Stored data
begin

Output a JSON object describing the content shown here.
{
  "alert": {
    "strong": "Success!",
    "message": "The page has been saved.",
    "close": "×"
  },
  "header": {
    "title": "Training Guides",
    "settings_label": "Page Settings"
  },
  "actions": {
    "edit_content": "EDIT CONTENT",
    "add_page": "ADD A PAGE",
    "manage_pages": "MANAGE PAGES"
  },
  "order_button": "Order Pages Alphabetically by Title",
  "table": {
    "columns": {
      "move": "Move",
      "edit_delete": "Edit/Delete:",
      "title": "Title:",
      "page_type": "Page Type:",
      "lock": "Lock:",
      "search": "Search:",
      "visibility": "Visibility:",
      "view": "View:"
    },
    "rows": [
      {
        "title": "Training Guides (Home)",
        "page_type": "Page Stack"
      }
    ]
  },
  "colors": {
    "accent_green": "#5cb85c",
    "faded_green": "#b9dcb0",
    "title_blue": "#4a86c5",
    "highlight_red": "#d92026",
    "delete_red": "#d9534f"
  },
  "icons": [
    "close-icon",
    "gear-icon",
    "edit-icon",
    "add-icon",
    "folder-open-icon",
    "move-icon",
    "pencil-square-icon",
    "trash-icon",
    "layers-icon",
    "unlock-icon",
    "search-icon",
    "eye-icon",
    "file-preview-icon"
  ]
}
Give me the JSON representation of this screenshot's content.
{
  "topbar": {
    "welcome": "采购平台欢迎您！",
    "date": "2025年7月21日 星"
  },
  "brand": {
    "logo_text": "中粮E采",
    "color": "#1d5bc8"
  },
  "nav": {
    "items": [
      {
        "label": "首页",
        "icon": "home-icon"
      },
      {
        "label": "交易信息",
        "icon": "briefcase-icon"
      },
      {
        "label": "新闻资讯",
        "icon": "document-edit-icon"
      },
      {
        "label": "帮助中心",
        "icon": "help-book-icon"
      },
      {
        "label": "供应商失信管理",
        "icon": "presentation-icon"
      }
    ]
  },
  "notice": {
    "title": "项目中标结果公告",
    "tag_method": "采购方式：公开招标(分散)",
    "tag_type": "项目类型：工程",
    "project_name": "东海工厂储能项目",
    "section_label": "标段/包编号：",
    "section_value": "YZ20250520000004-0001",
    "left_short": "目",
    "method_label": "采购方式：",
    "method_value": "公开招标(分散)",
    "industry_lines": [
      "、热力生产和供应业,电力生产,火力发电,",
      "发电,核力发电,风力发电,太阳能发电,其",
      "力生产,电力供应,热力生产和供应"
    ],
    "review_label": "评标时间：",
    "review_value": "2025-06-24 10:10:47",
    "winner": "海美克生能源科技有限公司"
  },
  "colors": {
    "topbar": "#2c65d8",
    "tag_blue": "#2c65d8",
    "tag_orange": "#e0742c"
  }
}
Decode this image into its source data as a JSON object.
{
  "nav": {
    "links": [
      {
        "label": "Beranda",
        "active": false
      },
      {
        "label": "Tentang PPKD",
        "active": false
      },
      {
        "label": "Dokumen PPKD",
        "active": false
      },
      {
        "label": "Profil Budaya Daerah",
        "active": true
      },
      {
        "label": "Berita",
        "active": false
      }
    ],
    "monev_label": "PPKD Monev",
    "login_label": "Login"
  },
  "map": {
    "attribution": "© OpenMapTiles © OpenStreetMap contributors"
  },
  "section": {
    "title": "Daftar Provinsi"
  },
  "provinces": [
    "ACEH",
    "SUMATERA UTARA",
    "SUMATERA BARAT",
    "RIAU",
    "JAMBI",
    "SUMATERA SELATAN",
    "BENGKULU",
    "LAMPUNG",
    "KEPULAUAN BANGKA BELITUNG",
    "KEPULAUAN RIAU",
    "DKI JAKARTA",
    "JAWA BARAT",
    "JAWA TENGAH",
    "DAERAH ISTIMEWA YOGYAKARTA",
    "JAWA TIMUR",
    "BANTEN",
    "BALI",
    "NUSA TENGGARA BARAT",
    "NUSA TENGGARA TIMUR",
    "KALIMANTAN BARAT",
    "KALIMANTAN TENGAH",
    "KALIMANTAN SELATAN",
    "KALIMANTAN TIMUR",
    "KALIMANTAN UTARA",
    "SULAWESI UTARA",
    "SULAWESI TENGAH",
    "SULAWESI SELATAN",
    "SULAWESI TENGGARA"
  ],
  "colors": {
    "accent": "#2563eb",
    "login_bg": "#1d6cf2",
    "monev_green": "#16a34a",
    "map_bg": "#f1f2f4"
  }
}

end

> Exercise description: Filter the entries above down to the lines containing the word "TENGGARA".

> Answer in full:
    "NUSA TENGGARA BARAT",
    "NUSA TENGGARA TIMUR",
    "SULAWESI TENGGARA"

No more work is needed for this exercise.